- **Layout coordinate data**

####

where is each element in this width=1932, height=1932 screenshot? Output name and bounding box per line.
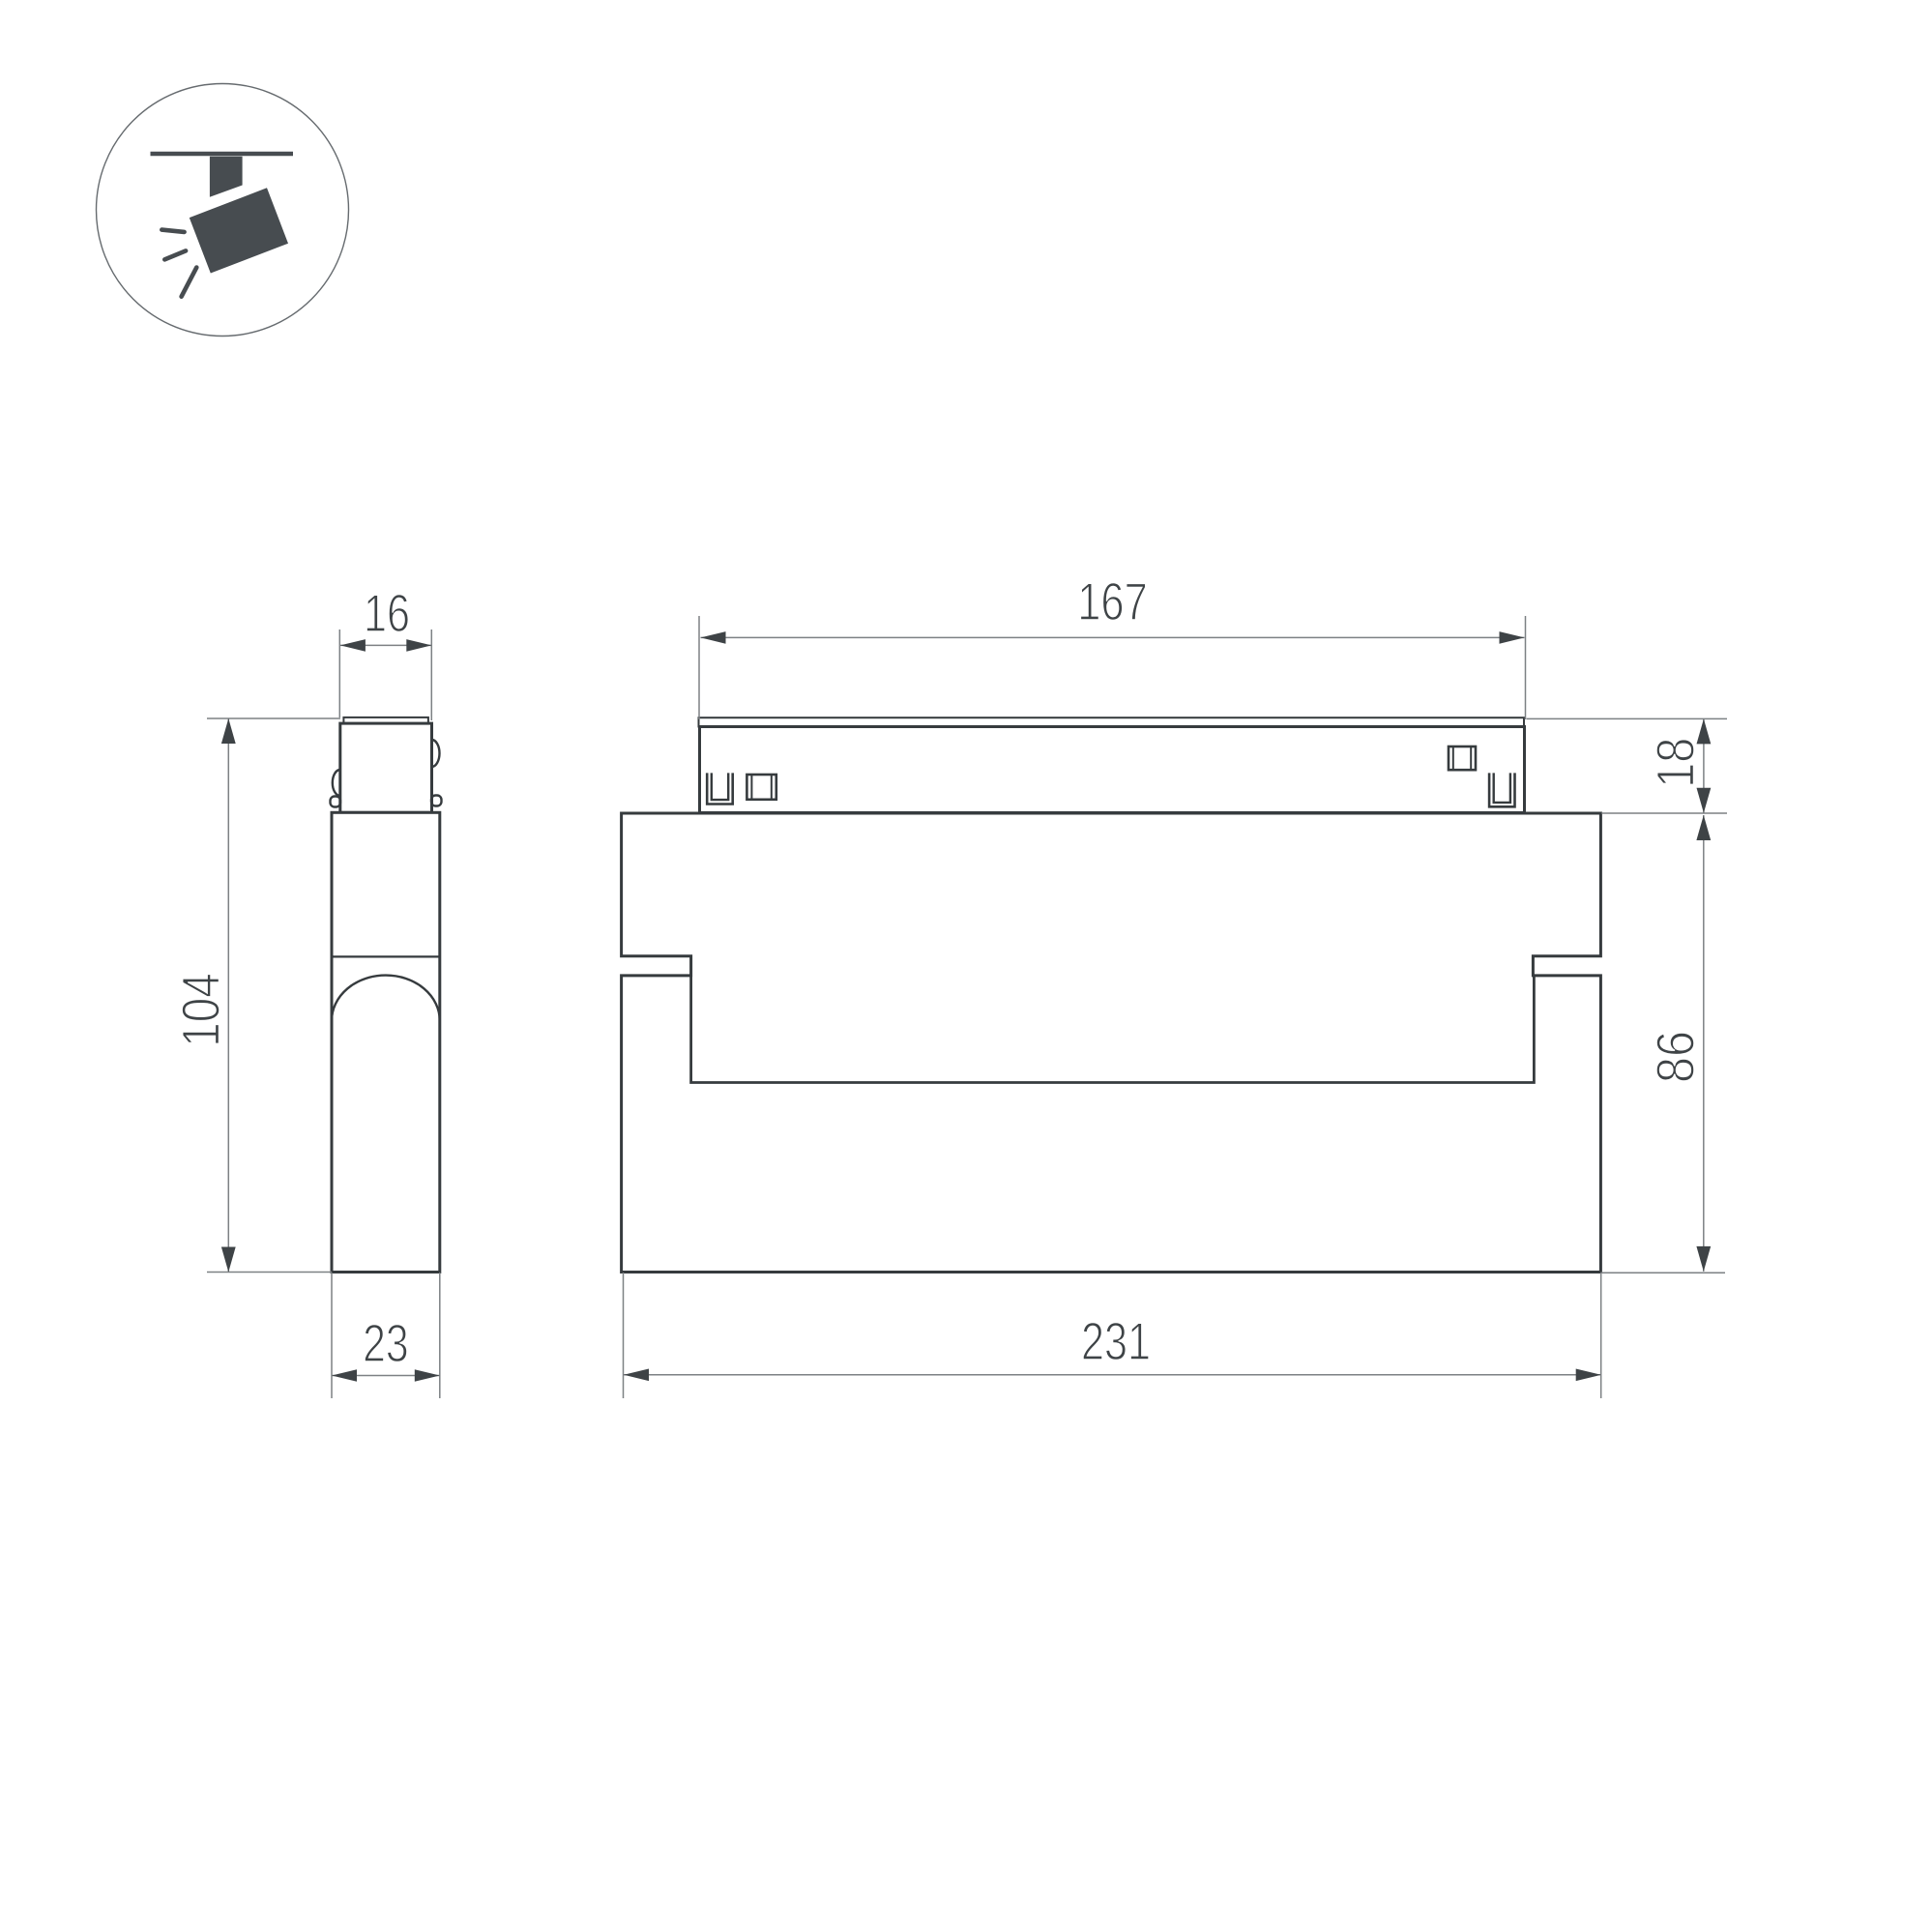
- svg-text:86: 86: [1646, 1031, 1706, 1083]
- svg-text:167: 167: [1077, 571, 1148, 631]
- svg-text:16: 16: [364, 583, 410, 643]
- svg-text:231: 231: [1081, 1311, 1151, 1371]
- svg-text:23: 23: [363, 1313, 409, 1373]
- svg-text:18: 18: [1646, 738, 1706, 788]
- svg-text:104: 104: [171, 973, 231, 1047]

####

- **Problem to work on**
Turn the lines of every item above into a single numbered list, skipping any blank lines. Leave the pictures out.

- **The response**
1. where is each element in this width=1932, height=1932 screenshot? Output name and bounding box per line.
2. - svg-text:86: 86: [1646, 1031, 1706, 1083]
3. - svg-text:167: 167: [1077, 571, 1148, 631]
4. - svg-text:16: 16: [364, 583, 410, 643]
5. - svg-text:231: 231: [1081, 1311, 1151, 1371]
6. - svg-text:23: 23: [363, 1313, 409, 1373]
7. - svg-text:18: 18: [1646, 738, 1706, 788]
8. - svg-text:104: 104: [171, 973, 231, 1047]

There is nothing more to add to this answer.